## GOAL OF THE EXERCISE:
Tally every line featuring "text", then give that tally alone.

*** SUPPLIED RECORDS

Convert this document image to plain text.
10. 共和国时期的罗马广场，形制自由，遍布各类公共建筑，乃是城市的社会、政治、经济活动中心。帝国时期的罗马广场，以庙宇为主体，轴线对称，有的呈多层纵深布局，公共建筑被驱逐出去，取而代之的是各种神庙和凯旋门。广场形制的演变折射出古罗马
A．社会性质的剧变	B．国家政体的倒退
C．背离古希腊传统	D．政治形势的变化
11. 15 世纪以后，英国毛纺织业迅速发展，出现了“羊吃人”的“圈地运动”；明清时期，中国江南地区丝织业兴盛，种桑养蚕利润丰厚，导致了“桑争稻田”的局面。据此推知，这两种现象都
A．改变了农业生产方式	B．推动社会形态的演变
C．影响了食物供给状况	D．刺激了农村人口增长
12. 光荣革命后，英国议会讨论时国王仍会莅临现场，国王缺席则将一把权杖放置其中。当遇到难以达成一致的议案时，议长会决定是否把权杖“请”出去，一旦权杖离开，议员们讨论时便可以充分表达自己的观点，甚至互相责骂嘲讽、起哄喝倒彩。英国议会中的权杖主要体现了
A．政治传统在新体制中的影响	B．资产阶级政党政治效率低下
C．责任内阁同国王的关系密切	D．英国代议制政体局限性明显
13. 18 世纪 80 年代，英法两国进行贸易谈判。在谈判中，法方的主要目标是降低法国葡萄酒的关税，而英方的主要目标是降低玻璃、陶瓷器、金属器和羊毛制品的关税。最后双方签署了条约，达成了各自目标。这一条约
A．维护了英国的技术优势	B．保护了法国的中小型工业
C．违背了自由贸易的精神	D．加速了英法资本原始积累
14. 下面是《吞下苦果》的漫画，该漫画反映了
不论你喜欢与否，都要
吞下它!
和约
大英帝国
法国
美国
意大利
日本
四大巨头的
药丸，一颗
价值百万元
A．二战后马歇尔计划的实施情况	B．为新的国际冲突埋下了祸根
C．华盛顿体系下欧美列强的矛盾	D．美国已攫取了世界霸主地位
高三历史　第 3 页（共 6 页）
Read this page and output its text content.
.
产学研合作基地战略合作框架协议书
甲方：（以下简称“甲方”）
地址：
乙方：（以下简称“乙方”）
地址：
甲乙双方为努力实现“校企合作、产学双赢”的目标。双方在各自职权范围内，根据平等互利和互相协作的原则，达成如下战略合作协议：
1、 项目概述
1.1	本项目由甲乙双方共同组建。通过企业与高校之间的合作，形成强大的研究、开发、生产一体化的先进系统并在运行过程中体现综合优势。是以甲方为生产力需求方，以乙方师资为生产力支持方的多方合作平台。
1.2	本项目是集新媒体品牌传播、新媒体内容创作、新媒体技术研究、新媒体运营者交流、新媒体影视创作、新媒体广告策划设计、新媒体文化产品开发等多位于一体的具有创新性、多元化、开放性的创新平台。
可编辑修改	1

******

## WRITTEN ANSWER:
2